▸ Source data
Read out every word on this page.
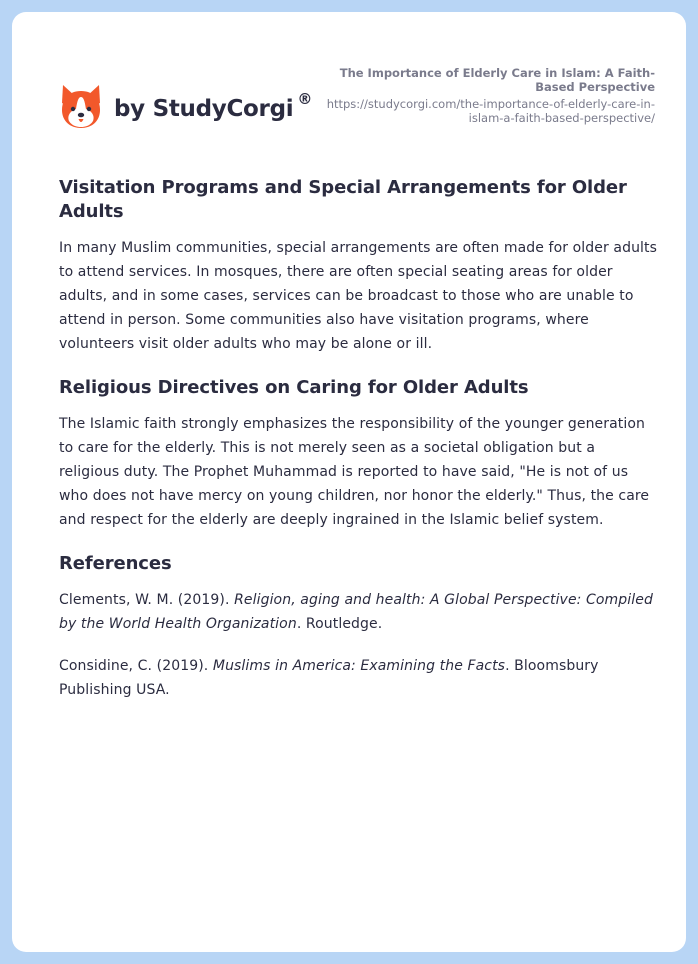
by StudyCorgi ®
The Importance of Elderly Care in Islam: A Faith-Based Perspective
https://studycorgi.com/the-importance-of-elderly-care-in-islam-a-faith-based-perspective/
Visitation Programs and Special Arrangements for Older Adults

In many Muslim communities, special arrangements are often made for older adults to attend services. In mosques, there are often special seating areas for older adults, and in some cases, services can be broadcast to those who are unable to attend in person. Some communities also have visitation programs, where volunteers visit older adults who may be alone or ill.

Religious Directives on Caring for Older Adults

The Islamic faith strongly emphasizes the responsibility of the younger generation to care for the elderly. This is not merely seen as a societal obligation but a religious duty. The Prophet Muhammad is reported to have said, "He is not of us who does not have mercy on young children, nor honor the elderly." Thus, the care and respect for the elderly are deeply ingrained in the Islamic belief system.

References

Clements, W. M. (2019). Religion, aging and health: A Global Perspective: Compiled by the World Health Organization. Routledge.

Considine, C. (2019). Muslims in America: Examining the Facts. Bloomsbury Publishing USA.
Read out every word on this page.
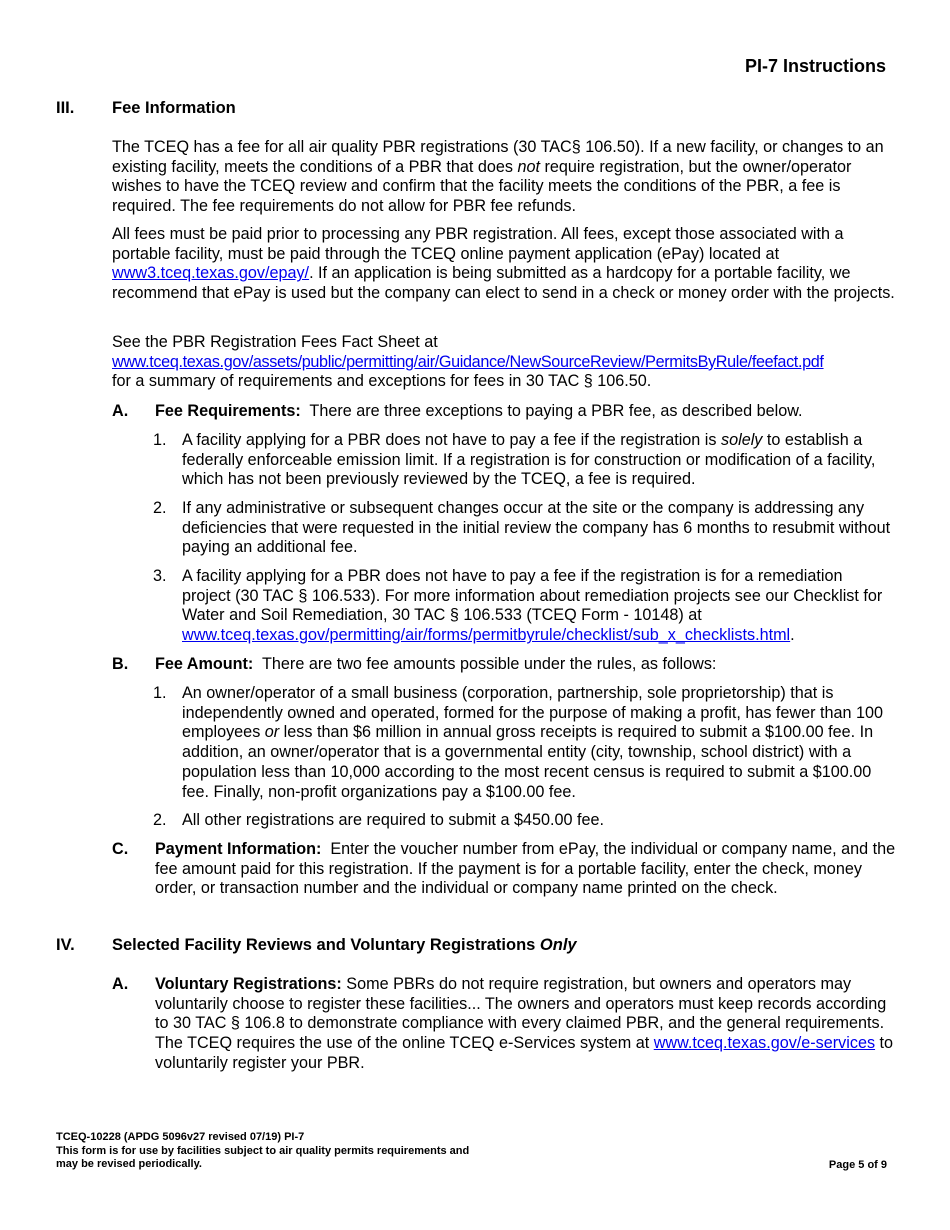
PI-7 Instructions
III. Fee Information

The TCEQ has a fee for all air quality PBR registrations (30 TAC§ 106.50). If a new facility, or changes to an existing facility, meets the conditions of a PBR that does not require registration, but the owner/operator wishes to have the TCEQ review and confirm that the facility meets the conditions of the PBR, a fee is required. The fee requirements do not allow for PBR fee refunds.

All fees must be paid prior to processing any PBR registration. All fees, except those associated with a portable facility, must be paid through the TCEQ online payment application (ePay) located at www3.tceq.texas.gov/epay/. If an application is being submitted as a hardcopy for a portable facility, we recommend that ePay is used but the company can elect to send in a check or money order with the projects.

See the PBR Registration Fees Fact Sheet at
www.tceq.texas.gov/assets/public/permitting/air/Guidance/NewSourceReview/PermitsByRule/feefact.pdf
for a summary of requirements and exceptions for fees in 30 TAC § 106.50.

A. Fee Requirements:  There are three exceptions to paying a PBR fee, as described below.
1. A facility applying for a PBR does not have to pay a fee if the registration is solely to establish a federally enforceable emission limit. If a registration is for construction or modification of a facility, which has not been previously reviewed by the TCEQ, a fee is required.
2. If any administrative or subsequent changes occur at the site or the company is addressing any deficiencies that were requested in the initial review the company has 6 months to resubmit without paying an additional fee.
3. A facility applying for a PBR does not have to pay a fee if the registration is for a remediation project (30 TAC § 106.533). For more information about remediation projects see our Checklist for Water and Soil Remediation, 30 TAC § 106.533 (TCEQ Form - 10148) at www.tceq.texas.gov/permitting/air/forms/permitbyrule/checklist/sub_x_checklists.html.
B. Fee Amount:  There are two fee amounts possible under the rules, as follows:
1. An owner/operator of a small business (corporation, partnership, sole proprietorship) that is independently owned and operated, formed for the purpose of making a profit, has fewer than 100 employees or less than $6 million in annual gross receipts is required to submit a $100.00 fee. In addition, an owner/operator that is a governmental entity (city, township, school district) with a population less than 10,000 according to the most recent census is required to submit a $100.00 fee. Finally, non-profit organizations pay a $100.00 fee.
2. All other registrations are required to submit a $450.00 fee.
C. Payment Information:  Enter the voucher number from ePay, the individual or company name, and the fee amount paid for this registration. If the payment is for a portable facility, enter the check, money order, or transaction number and the individual or company name printed on the check.
IV. Selected Facility Reviews and Voluntary Registrations Only
A. Voluntary Registrations: Some PBRs do not require registration, but owners and operators may voluntarily choose to register these facilities... The owners and operators must keep records according to 30 TAC § 106.8 to demonstrate compliance with every claimed PBR, and the general requirements. The TCEQ requires the use of the online TCEQ e-Services system at www.tceq.texas.gov/e-services to voluntarily register your PBR.
TCEQ-10228 (APDG 5096v27 revised 07/19) PI-7
This form is for use by facilities subject to air quality permits requirements and
may be revised periodically.	Page 5 of 9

▸ Job
Look over the records above and copy each line that includes the string "permitting".

▸ Correct response
www.tceq.texas.gov/assets/public/permitting/air/Guidance/NewSourceReview/PermitsByRule/feefact.pdf
3. A facility applying for a PBR does not have to pay a fee if the registration is for a remediation project (30 TAC § 106.533). For more information about remediation projects see our Checklist for Water and Soil Remediation, 30 TAC § 106.533 (TCEQ Form - 10148) at www.tceq.texas.gov/permitting/air/forms/permitbyrule/checklist/sub_x_checklists.html.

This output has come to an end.